##### Stored records #####

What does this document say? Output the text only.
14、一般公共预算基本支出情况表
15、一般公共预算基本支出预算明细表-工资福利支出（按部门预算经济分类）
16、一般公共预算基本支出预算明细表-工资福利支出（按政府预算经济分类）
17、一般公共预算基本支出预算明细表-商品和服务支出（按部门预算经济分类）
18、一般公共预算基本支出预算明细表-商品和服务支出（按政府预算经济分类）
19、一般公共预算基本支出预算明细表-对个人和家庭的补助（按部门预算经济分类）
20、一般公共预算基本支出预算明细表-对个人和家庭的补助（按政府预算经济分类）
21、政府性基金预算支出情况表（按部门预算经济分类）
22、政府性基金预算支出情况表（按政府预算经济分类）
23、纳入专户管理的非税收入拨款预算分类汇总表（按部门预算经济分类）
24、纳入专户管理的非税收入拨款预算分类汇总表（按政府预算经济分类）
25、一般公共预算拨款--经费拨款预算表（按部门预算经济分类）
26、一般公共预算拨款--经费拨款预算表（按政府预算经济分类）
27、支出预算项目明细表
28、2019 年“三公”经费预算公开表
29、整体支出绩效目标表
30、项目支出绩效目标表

#####

Which lines include the word "一般公共预算基本支出预算明细表"? Copy every one of them.

[Task answer]
15、一般公共预算基本支出预算明细表-工资福利支出（按部门预算经济分类）
16、一般公共预算基本支出预算明细表-工资福利支出（按政府预算经济分类）
17、一般公共预算基本支出预算明细表-商品和服务支出（按部门预算经济分类）
18、一般公共预算基本支出预算明细表-商品和服务支出（按政府预算经济分类）
19、一般公共预算基本支出预算明细表-对个人和家庭的补助（按部门预算经济分类）
20、一般公共预算基本支出预算明细表-对个人和家庭的补助（按政府预算经济分类）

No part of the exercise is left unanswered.